Data for processing:

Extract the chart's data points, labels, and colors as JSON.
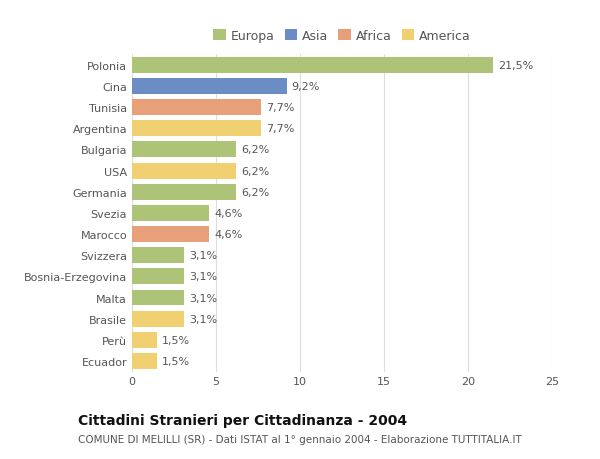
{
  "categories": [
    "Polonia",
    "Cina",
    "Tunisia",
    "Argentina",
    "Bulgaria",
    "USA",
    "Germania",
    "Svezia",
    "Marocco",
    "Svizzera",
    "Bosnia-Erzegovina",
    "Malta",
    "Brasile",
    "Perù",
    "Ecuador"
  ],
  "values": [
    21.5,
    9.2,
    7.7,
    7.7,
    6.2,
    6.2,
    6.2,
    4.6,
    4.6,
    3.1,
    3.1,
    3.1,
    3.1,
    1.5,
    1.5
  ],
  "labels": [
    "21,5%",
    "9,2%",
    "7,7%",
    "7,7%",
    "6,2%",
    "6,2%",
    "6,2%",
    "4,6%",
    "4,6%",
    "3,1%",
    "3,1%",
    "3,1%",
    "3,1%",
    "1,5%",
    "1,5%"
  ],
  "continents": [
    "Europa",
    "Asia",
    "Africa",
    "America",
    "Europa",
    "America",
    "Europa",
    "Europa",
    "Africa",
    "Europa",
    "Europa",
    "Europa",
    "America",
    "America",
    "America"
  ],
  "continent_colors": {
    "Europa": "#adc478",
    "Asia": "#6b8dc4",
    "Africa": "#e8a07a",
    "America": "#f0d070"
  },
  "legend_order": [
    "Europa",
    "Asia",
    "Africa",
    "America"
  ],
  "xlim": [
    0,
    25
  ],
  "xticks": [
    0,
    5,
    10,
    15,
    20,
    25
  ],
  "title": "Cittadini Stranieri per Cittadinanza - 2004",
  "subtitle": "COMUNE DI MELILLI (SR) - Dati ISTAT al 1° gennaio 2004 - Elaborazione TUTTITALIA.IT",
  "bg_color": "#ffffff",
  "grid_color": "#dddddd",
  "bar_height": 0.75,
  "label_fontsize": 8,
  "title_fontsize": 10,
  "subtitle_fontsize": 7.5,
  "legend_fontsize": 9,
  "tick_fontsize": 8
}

The task:
Filter the records above and return every line that holds the word "labels".

The result:
Extract the chart's data points, labels, and colors as JSON.
  "labels": [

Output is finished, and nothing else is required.